(Data entries)
━━━━━━━━━━

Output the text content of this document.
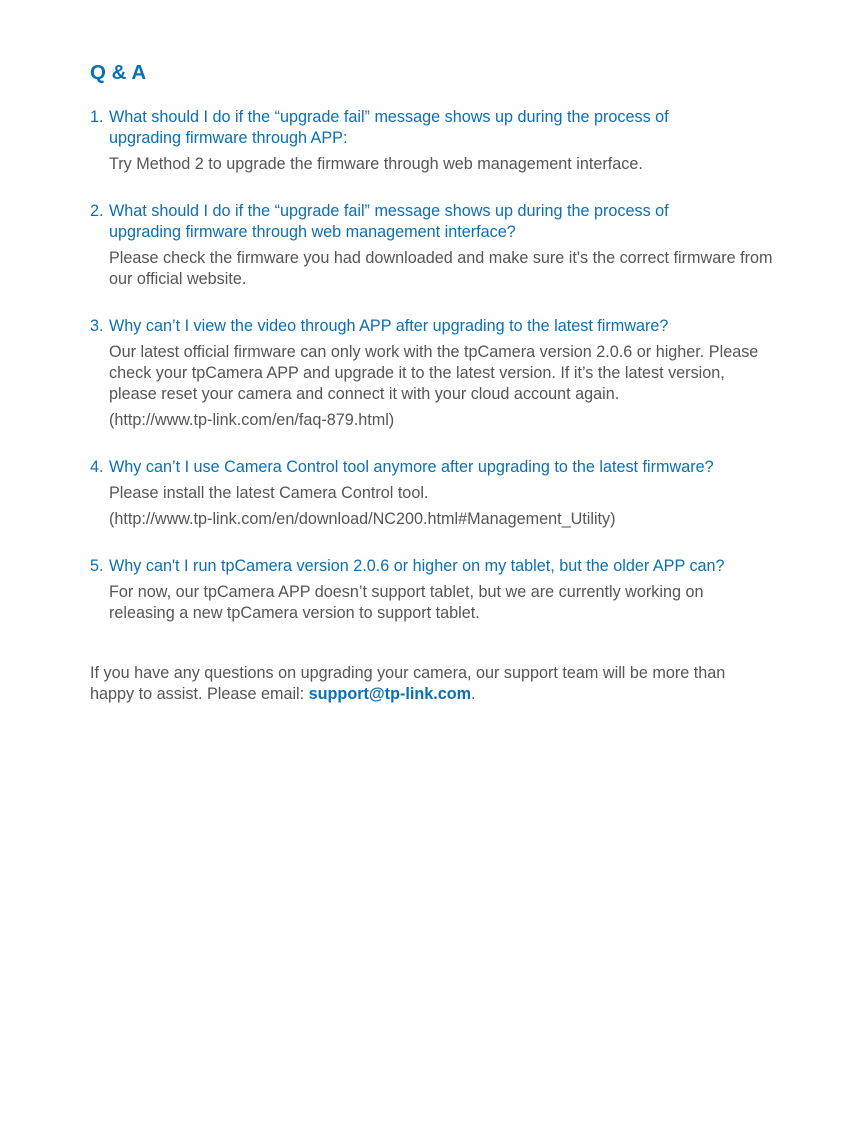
Q & A
1. What should I do if the “upgrade fail” message shows up during the process of upgrading firmware through APP:

Try Method 2 to upgrade the firmware through web management interface.

2. What should I do if the “upgrade fail” message shows up during the process of upgrading firmware through web management interface?

Please check the firmware you had downloaded and make sure it's the correct firmware from our official website.

3. Why can’t I view the video through APP after upgrading to the latest firmware?

Our latest official firmware can only work with the tpCamera version 2.0.6 or higher. Please check your tpCamera APP and upgrade it to the latest version. If it’s the latest version, please reset your camera and connect it with your cloud account again.

(http://www.tp-link.com/en/faq-879.html)

4. Why can’t I use Camera Control tool anymore after upgrading to the latest firmware?

Please install the latest Camera Control tool.

(http://www.tp-link.com/en/download/NC200.html#Management_Utility)

5. Why can't I run tpCamera version 2.0.6 or higher on my tablet, but the older APP can?

For now, our tpCamera APP doesn’t support tablet, but we are currently working on releasing a new tpCamera version to support tablet.

If you have any questions on upgrading your camera, our support team will be more than happy to assist. Please email: support@tp-link.com.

━━━━━━━━━━

# TASK BRIEF
Look for the word "check" and return every line where it occurs.

# RESPONSE FOR THIS EXERCISE
Please check the firmware you had downloaded and make sure it's the correct firmware from our official website.
Our latest official firmware can only work with the tpCamera version 2.0.6 or higher. Please check your tpCamera APP and upgrade it to the latest version. If it’s the latest version, please reset your camera and connect it with your cloud account again.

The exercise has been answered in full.